Exercise
Quote all entries exactly, leaving pictures aside.

Exercise inputs

= = = = =

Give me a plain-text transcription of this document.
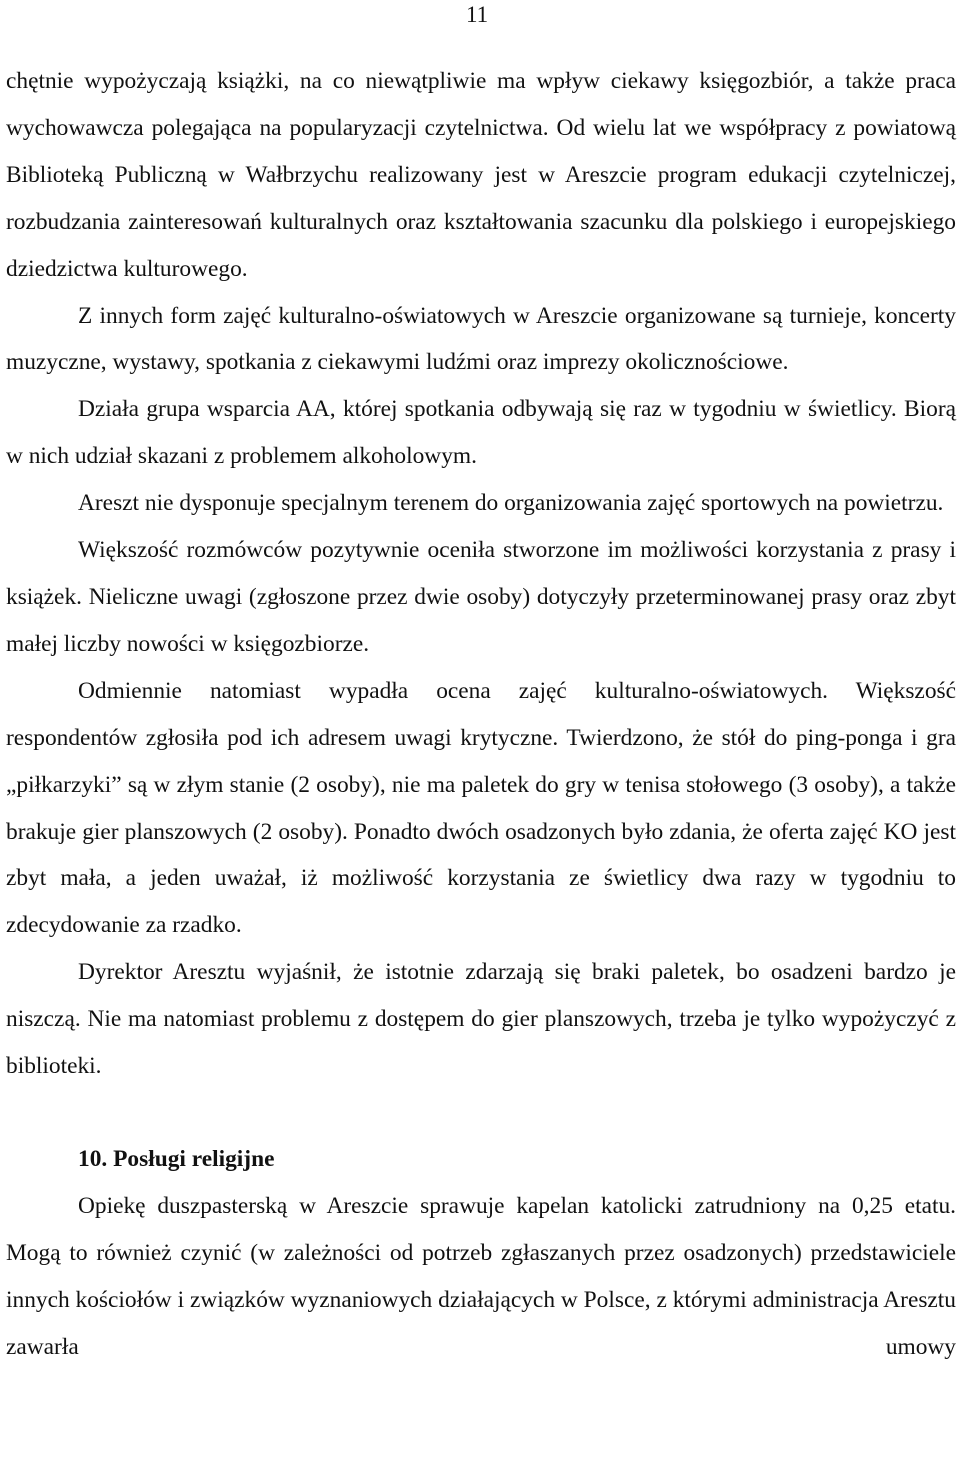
11

chętnie wypożyczają książki, na co niewątpliwie ma wpływ ciekawy księgozbiór, a także praca wychowawcza polegająca na popularyzacji czytelnictwa. Od wielu lat we współpracy z powiatową Biblioteką Publiczną w Wałbrzychu realizowany jest w Areszcie program edukacji czytelniczej, rozbudzania zainteresowań kulturalnych oraz kształtowania szacunku dla polskiego i europejskiego dziedzictwa kulturowego.

Z innych form zajęć kulturalno-oświatowych w Areszcie organizowane są turnieje, koncerty muzyczne, wystawy, spotkania z ciekawymi ludźmi oraz imprezy okolicznościowe.

Działa grupa wsparcia AA, której spotkania odbywają się raz w tygodniu w świetlicy. Biorą w nich udział skazani z problemem alkoholowym.

Areszt nie dysponuje specjalnym terenem do organizowania zajęć sportowych na powietrzu.

Większość rozmówców pozytywnie oceniła stworzone im możliwości korzystania z prasy i książek. Nieliczne uwagi (zgłoszone przez dwie osoby) dotyczyły przeterminowanej prasy oraz zbyt małej liczby nowości w księgozbiorze.

Odmiennie natomiast wypadła ocena zajęć kulturalno-oświatowych. Większość respondentów zgłosiła pod ich adresem uwagi krytyczne. Twierdzono, że stół do ping-ponga i gra „piłkarzyki” są w złym stanie (2 osoby), nie ma paletek do gry w tenisa stołowego (3 osoby), a także brakuje gier planszowych (2 osoby). Ponadto dwóch osadzonych było zdania, że oferta zajęć KO jest zbyt mała, a jeden uważał, iż możliwość korzystania ze świetlicy dwa razy w tygodniu to zdecydowanie za rzadko.

Dyrektor Aresztu wyjaśnił, że istotnie zdarzają się braki paletek, bo osadzeni bardzo je niszczą. Nie ma natomiast problemu z dostępem do gier planszowych, trzeba je tylko wypożyczyć z biblioteki.

10. Posługi religijne

Opiekę duszpasterską w Areszcie sprawuje kapelan katolicki zatrudniony na 0,25 etatu. Mogą to również czynić (w zależności od potrzeb zgłaszanych przez osadzonych) przedstawiciele innych kościołów i związków wyznaniowych działających w Polsce, z którymi administracja Aresztu zawarła umowy
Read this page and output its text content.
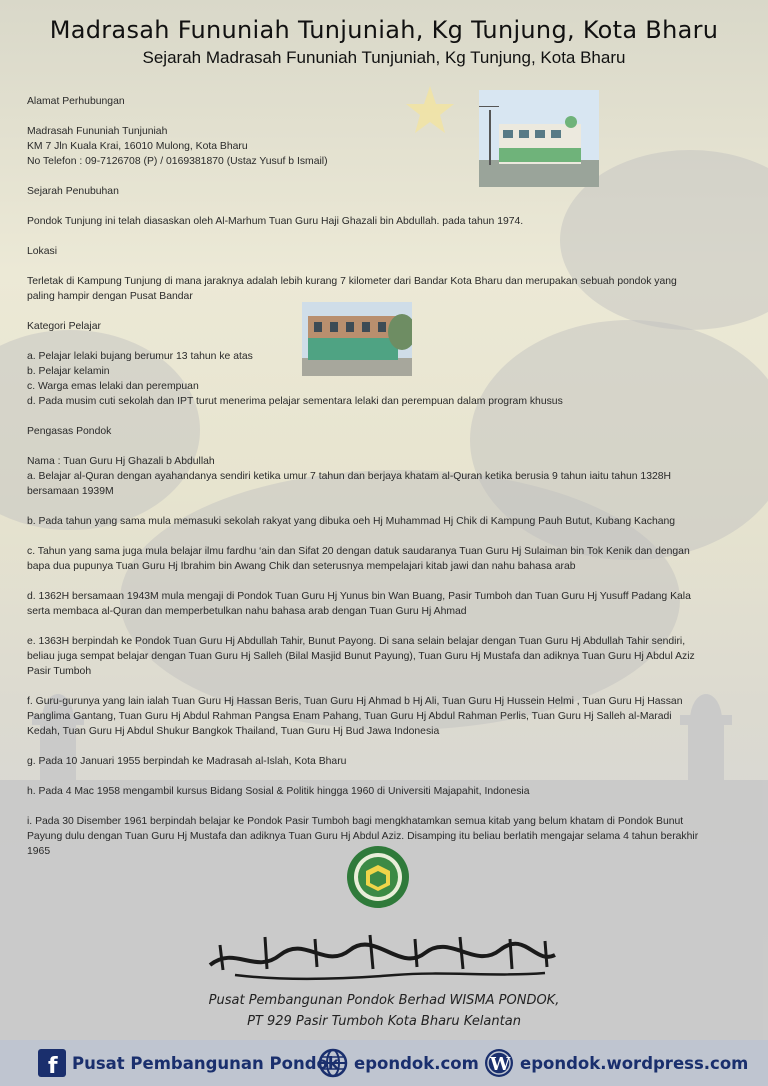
Madrasah Fununiah Tunjuniah, Kg Tunjung, Kota Bharu
Sejarah Madrasah Fununiah Tunjuniah, Kg Tunjung, Kota Bharu

Alamat Perhubungan

Madrasah Fununiah Tunjuniah

KM 7 Jln Kuala Krai, 16010 Mulong, Kota Bharu

No Telefon : 09-7126708 (P) / 0169381870 (Ustaz Yusuf b Ismail)

Sejarah Penubuhan

Pondok Tunjung ini telah diasaskan oleh Al-Marhum Tuan Guru Haji Ghazali bin Abdullah. pada tahun 1974.

Lokasi

Terletak di Kampung Tunjung di mana jaraknya adalah lebih kurang 7 kilometer dari Bandar Kota Bharu dan merupakan sebuah pondok yang

paling hampir dengan Pusat Bandar

Kategori Pelajar

a. Pelajar lelaki bujang berumur 13 tahun ke atas

b. Pelajar kelamin

c. Warga emas lelaki dan perempuan

d. Pada musim cuti sekolah dan IPT turut menerima pelajar sementara lelaki dan perempuan dalam program khusus

Pengasas Pondok

Nama : Tuan Guru Hj Ghazali b Abdullah

a. Belajar al-Quran dengan ayahandanya sendiri ketika umur 7 tahun dan berjaya khatam al-Quran ketika berusia 9 tahun iaitu tahun 1328H

bersamaan 1939M

b. Pada tahun yang sama mula memasuki sekolah rakyat yang dibuka oeh Hj Muhammad Hj Chik di Kampung Pauh Butut, Kubang Kachang

c. Tahun yang sama juga mula belajar ilmu fardhu ‘ain dan Sifat 20 dengan datuk saudaranya Tuan Guru Hj Sulaiman bin Tok Kenik dan dengan

bapa dua pupunya Tuan Guru Hj Ibrahim bin Awang Chik dan seterusnya mempelajari kitab jawi dan nahu bahasa arab

d. 1362H bersamaan 1943M mula mengaji di Pondok Tuan Guru Hj Yunus bin Wan Buang, Pasir Tumboh dan Tuan Guru Hj Yusuff Padang Kala

serta membaca al-Quran dan memperbetulkan nahu bahasa arab dengan Tuan Guru Hj Ahmad

e. 1363H berpindah ke Pondok Tuan Guru Hj Abdullah Tahir, Bunut Payong. Di sana selain belajar dengan Tuan Guru Hj Abdullah Tahir sendiri,

beliau juga sempat belajar dengan Tuan Guru Hj Salleh (Bilal Masjid Bunut Payung), Tuan Guru Hj Mustafa dan adiknya Tuan Guru Hj Abdul Aziz

Pasir Tumboh

f. Guru-gurunya yang lain ialah Tuan Guru Hj Hassan Beris, Tuan Guru Hj Ahmad b Hj Ali, Tuan Guru Hj Hussein Helmi , Tuan Guru Hj Hassan

Panglima Gantang, Tuan Guru Hj Abdul Rahman Pangsa Enam Pahang, Tuan Guru Hj Abdul Rahman Perlis, Tuan Guru Hj Salleh al-Maradi

Kedah, Tuan Guru Hj Abdul Shukur Bangkok Thailand, Tuan Guru Hj Bud Jawa Indonesia

g. Pada 10 Januari 1955 berpindah ke Madrasah al-Islah, Kota Bharu

h. Pada 4 Mac 1958 mengambil kursus Bidang Sosial & Politik hingga 1960 di Universiti Majapahit, Indonesia

i. Pada 30 Disember 1961 berpindah belajar ke Pondok Pasir Tumboh bagi mengkhatamkan semua kitab yang belum khatam di Pondok Bunut

Payung dulu dengan Tuan Guru Hj Mustafa dan adiknya Tuan Guru Hj Abdul Aziz. Disamping itu beliau berlatih mengajar selama 4 tahun berakhir

1965

Pusat Pembangunan Pondok Berhad WISMA PONDOK,
PT 929 Pasir Tumboh Kota Bharu Kelantan
f Pusat Pembangunan Pondok epondok.com W epondok.wordpress.com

= = = = =

Task result
Give me a plain-text transcription of this document.
11

chętnie wypożyczają książki, na co niewątpliwie ma wpływ ciekawy księgozbiór, a także praca wychowawcza polegająca na popularyzacji czytelnictwa. Od wielu lat we współpracy z powiatową Biblioteką Publiczną w Wałbrzychu realizowany jest w Areszcie program edukacji czytelniczej, rozbudzania zainteresowań kulturalnych oraz kształtowania szacunku dla polskiego i europejskiego dziedzictwa kulturowego.

Z innych form zajęć kulturalno-oświatowych w Areszcie organizowane są turnieje, koncerty muzyczne, wystawy, spotkania z ciekawymi ludźmi oraz imprezy okolicznościowe.

Działa grupa wsparcia AA, której spotkania odbywają się raz w tygodniu w świetlicy. Biorą w nich udział skazani z problemem alkoholowym.

Areszt nie dysponuje specjalnym terenem do organizowania zajęć sportowych na powietrzu.

Większość rozmówców pozytywnie oceniła stworzone im możliwości korzystania z prasy i książek. Nieliczne uwagi (zgłoszone przez dwie osoby) dotyczyły przeterminowanej prasy oraz zbyt małej liczby nowości w księgozbiorze.

Odmiennie natomiast wypadła ocena zajęć kulturalno-oświatowych. Większość respondentów zgłosiła pod ich adresem uwagi krytyczne. Twierdzono, że stół do ping-ponga i gra „piłkarzyki” są w złym stanie (2 osoby), nie ma paletek do gry w tenisa stołowego (3 osoby), a także brakuje gier planszowych (2 osoby). Ponadto dwóch osadzonych było zdania, że oferta zajęć KO jest zbyt mała, a jeden uważał, iż możliwość korzystania ze świetlicy dwa razy w tygodniu to zdecydowanie za rzadko.

Dyrektor Aresztu wyjaśnił, że istotnie zdarzają się braki paletek, bo osadzeni bardzo je niszczą. Nie ma natomiast problemu z dostępem do gier planszowych, trzeba je tylko wypożyczyć z biblioteki.

10. Posługi religijne

Opiekę duszpasterską w Areszcie sprawuje kapelan katolicki zatrudniony na 0,25 etatu. Mogą to również czynić (w zależności od potrzeb zgłaszanych przez osadzonych) przedstawiciele innych kościołów i związków wyznaniowych działających w Polsce, z którymi administracja Aresztu zawarła umowy
Read this page and output its text content.
Madrasah Fununiah Tunjuniah, Kg Tunjung, Kota Bharu
Sejarah Madrasah Fununiah Tunjuniah, Kg Tunjung, Kota Bharu

Alamat Perhubungan

Madrasah Fununiah Tunjuniah

KM 7 Jln Kuala Krai, 16010 Mulong, Kota Bharu

No Telefon : 09-7126708 (P) / 0169381870 (Ustaz Yusuf b Ismail)

Sejarah Penubuhan

Pondok Tunjung ini telah diasaskan oleh Al-Marhum Tuan Guru Haji Ghazali bin Abdullah. pada tahun 1974.

Lokasi

Terletak di Kampung Tunjung di mana jaraknya adalah lebih kurang 7 kilometer dari Bandar Kota Bharu dan merupakan sebuah pondok yang

paling hampir dengan Pusat Bandar

Kategori Pelajar

a. Pelajar lelaki bujang berumur 13 tahun ke atas

b. Pelajar kelamin

c. Warga emas lelaki dan perempuan

d. Pada musim cuti sekolah dan IPT turut menerima pelajar sementara lelaki dan perempuan dalam program khusus

Pengasas Pondok

Nama : Tuan Guru Hj Ghazali b Abdullah

a. Belajar al-Quran dengan ayahandanya sendiri ketika umur 7 tahun dan berjaya khatam al-Quran ketika berusia 9 tahun iaitu tahun 1328H

bersamaan 1939M

b. Pada tahun yang sama mula memasuki sekolah rakyat yang dibuka oeh Hj Muhammad Hj Chik di Kampung Pauh Butut, Kubang Kachang

c. Tahun yang sama juga mula belajar ilmu fardhu ‘ain dan Sifat 20 dengan datuk saudaranya Tuan Guru Hj Sulaiman bin Tok Kenik dan dengan

bapa dua pupunya Tuan Guru Hj Ibrahim bin Awang Chik dan seterusnya mempelajari kitab jawi dan nahu bahasa arab

d. 1362H bersamaan 1943M mula mengaji di Pondok Tuan Guru Hj Yunus bin Wan Buang, Pasir Tumboh dan Tuan Guru Hj Yusuff Padang Kala

serta membaca al-Quran dan memperbetulkan nahu bahasa arab dengan Tuan Guru Hj Ahmad

e. 1363H berpindah ke Pondok Tuan Guru Hj Abdullah Tahir, Bunut Payong. Di sana selain belajar dengan Tuan Guru Hj Abdullah Tahir sendiri,

beliau juga sempat belajar dengan Tuan Guru Hj Salleh (Bilal Masjid Bunut Payung), Tuan Guru Hj Mustafa dan adiknya Tuan Guru Hj Abdul Aziz

Pasir Tumboh

f. Guru-gurunya yang lain ialah Tuan Guru Hj Hassan Beris, Tuan Guru Hj Ahmad b Hj Ali, Tuan Guru Hj Hussein Helmi , Tuan Guru Hj Hassan

Panglima Gantang, Tuan Guru Hj Abdul Rahman Pangsa Enam Pahang, Tuan Guru Hj Abdul Rahman Perlis, Tuan Guru Hj Salleh al-Maradi

Kedah, Tuan Guru Hj Abdul Shukur Bangkok Thailand, Tuan Guru Hj Bud Jawa Indonesia

g. Pada 10 Januari 1955 berpindah ke Madrasah al-Islah, Kota Bharu

h. Pada 4 Mac 1958 mengambil kursus Bidang Sosial & Politik hingga 1960 di Universiti Majapahit, Indonesia

i. Pada 30 Disember 1961 berpindah belajar ke Pondok Pasir Tumboh bagi mengkhatamkan semua kitab yang belum khatam di Pondok Bunut

Payung dulu dengan Tuan Guru Hj Mustafa dan adiknya Tuan Guru Hj Abdul Aziz. Disamping itu beliau berlatih mengajar selama 4 tahun berakhir

1965

Pusat Pembangunan Pondok Berhad WISMA PONDOK,
PT 929 Pasir Tumboh Kota Bharu Kelantan
f Pusat Pembangunan Pondok epondok.com W epondok.wordpress.com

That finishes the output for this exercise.